Transcribe each of the records below exactly, excluding all pictures.
##### Dataset
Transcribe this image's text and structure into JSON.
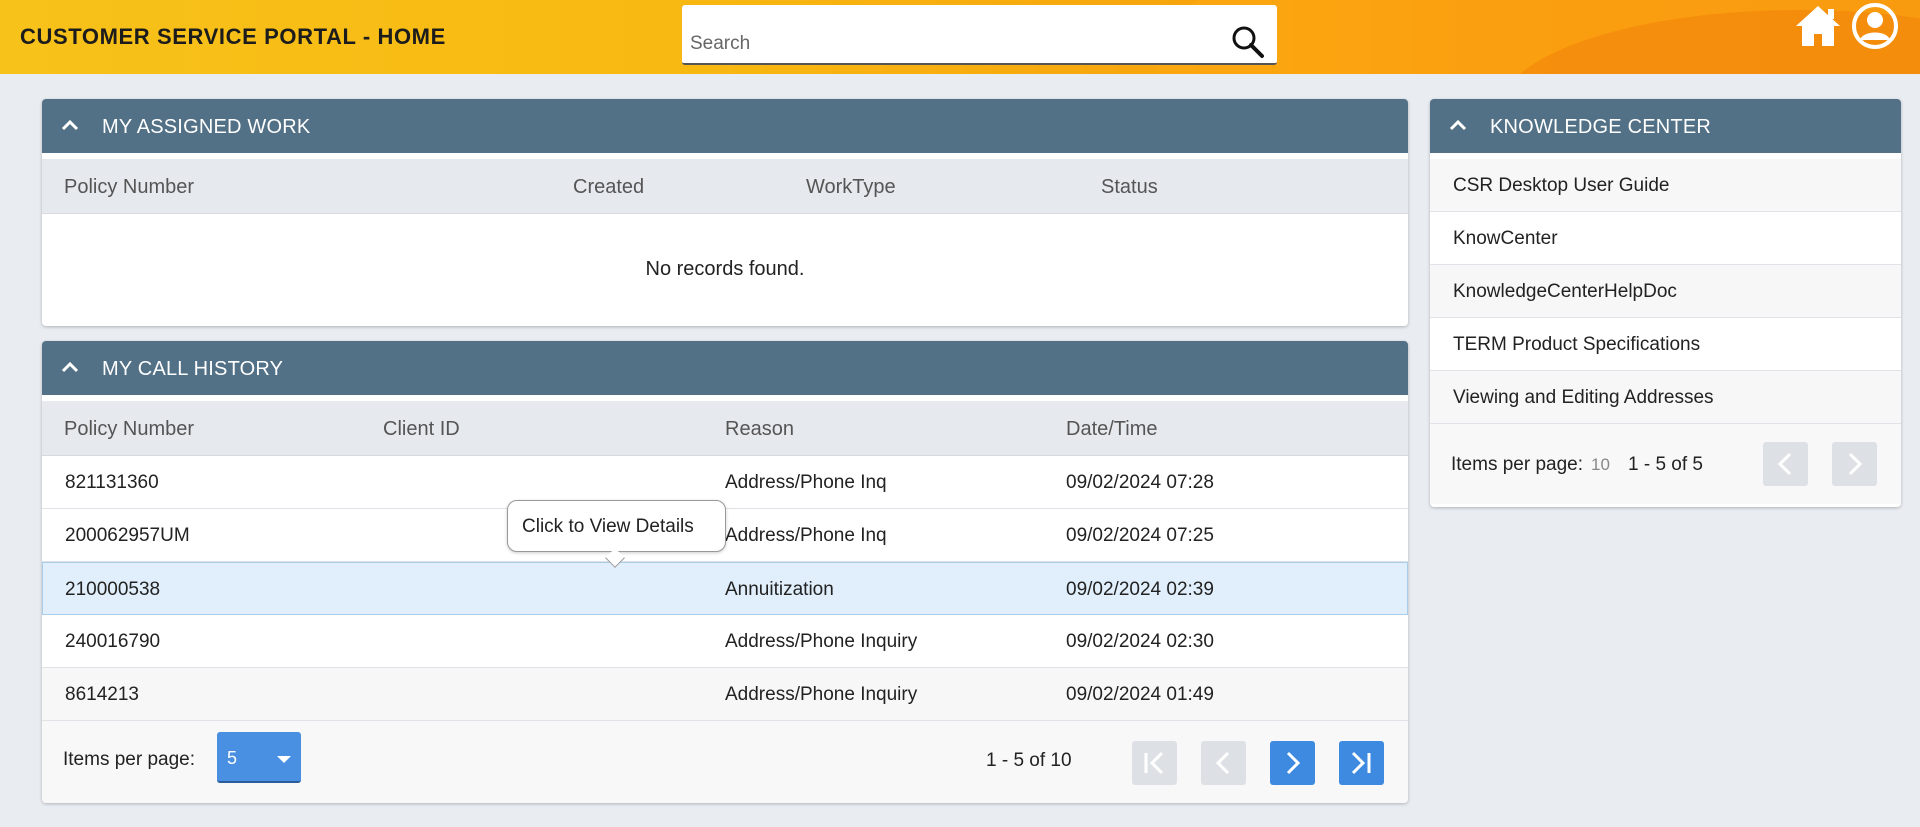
{
  "header": {
    "title": "CUSTOMER SERVICE PORTAL - HOME",
    "search_placeholder": "Search",
    "colors": {
      "gradient_start": "#f7c21a",
      "gradient_end": "#f28a0b"
    }
  },
  "assigned_work": {
    "title": "MY ASSIGNED WORK",
    "columns": [
      "Policy Number",
      "Created",
      "WorkType",
      "Status"
    ],
    "empty_message": "No records found."
  },
  "call_history": {
    "title": "MY CALL HISTORY",
    "columns": [
      "Policy Number",
      "Client ID",
      "Reason",
      "Date/Time"
    ],
    "rows": [
      {
        "policy": "821131360",
        "client_id": "",
        "reason": "Address/Phone Inq",
        "datetime": "09/02/2024 07:28"
      },
      {
        "policy": "200062957UM",
        "client_id": "",
        "reason": "Address/Phone Inq",
        "datetime": "09/02/2024 07:25"
      },
      {
        "policy": "210000538",
        "client_id": "",
        "reason": "Annuitization",
        "datetime": "09/02/2024 02:39"
      },
      {
        "policy": "240016790",
        "client_id": "",
        "reason": "Address/Phone Inquiry",
        "datetime": "09/02/2024 02:30"
      },
      {
        "policy": "8614213",
        "client_id": "",
        "reason": "Address/Phone Inquiry",
        "datetime": "09/02/2024 01:49"
      }
    ],
    "tooltip": "Click to View Details",
    "pager": {
      "items_per_page_label": "Items per page:",
      "items_per_page": "5",
      "range": "1 - 5 of 10"
    }
  },
  "knowledge_center": {
    "title": "KNOWLEDGE CENTER",
    "items": [
      "CSR Desktop User Guide",
      "KnowCenter",
      "KnowledgeCenterHelpDoc",
      "TERM Product Specifications",
      "Viewing and Editing Addresses"
    ],
    "pager": {
      "items_per_page_label": "Items per page:",
      "items_per_page": "10",
      "range": "1 - 5 of 5"
    }
  },
  "colors": {
    "panel_header": "#527086",
    "page_bg": "#e9edf2",
    "accent_blue": "#3d8ae0",
    "highlight_row": "#e0effb"
  },
  "icons": [
    "search-icon",
    "home-icon",
    "user-icon",
    "chevron-up-icon",
    "first-page-icon",
    "prev-page-icon",
    "next-page-icon",
    "last-page-icon"
  ]
}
##########
> **Worked answer**:
Transcribe this image's text and structure into JSON.
{
  "header": {
    "title": "CUSTOMER SERVICE PORTAL - HOME",
    "search_placeholder": "Search",
    "colors": {
      "gradient_start": "#f7c21a",
      "gradient_end": "#f28a0b"
    }
  },
  "assigned_work": {
    "title": "MY ASSIGNED WORK",
    "columns": [
      "Policy Number",
      "Created",
      "WorkType",
      "Status"
    ],
    "empty_message": "No records found."
  },
  "call_history": {
    "title": "MY CALL HISTORY",
    "columns": [
      "Policy Number",
      "Client ID",
      "Reason",
      "Date/Time"
    ],
    "rows": [
      {
        "policy": "821131360",
        "client_id": "",
        "reason": "Address/Phone Inq",
        "datetime": "09/02/2024 07:28"
      },
      {
        "policy": "200062957UM",
        "client_id": "",
        "reason": "Address/Phone Inq",
        "datetime": "09/02/2024 07:25"
      },
      {
        "policy": "210000538",
        "client_id": "",
        "reason": "Annuitization",
        "datetime": "09/02/2024 02:39"
      },
      {
        "policy": "240016790",
        "client_id": "",
        "reason": "Address/Phone Inquiry",
        "datetime": "09/02/2024 02:30"
      },
      {
        "policy": "8614213",
        "client_id": "",
        "reason": "Address/Phone Inquiry",
        "datetime": "09/02/2024 01:49"
      }
    ],
    "tooltip": "Click to View Details",
    "pager": {
      "items_per_page_label": "Items per page:",
      "items_per_page": "5",
      "range": "1 - 5 of 10"
    }
  },
  "knowledge_center": {
    "title": "KNOWLEDGE CENTER",
    "items": [
      "CSR Desktop User Guide",
      "KnowCenter",
      "KnowledgeCenterHelpDoc",
      "TERM Product Specifications",
      "Viewing and Editing Addresses"
    ],
    "pager": {
      "items_per_page_label": "Items per page:",
      "items_per_page": "10",
      "range": "1 - 5 of 5"
    }
  },
  "colors": {
    "panel_header": "#527086",
    "page_bg": "#e9edf2",
    "accent_blue": "#3d8ae0",
    "highlight_row": "#e0effb"
  },
  "icons": [
    "search-icon",
    "home-icon",
    "user-icon",
    "chevron-up-icon",
    "first-page-icon",
    "prev-page-icon",
    "next-page-icon",
    "last-page-icon"
  ]
}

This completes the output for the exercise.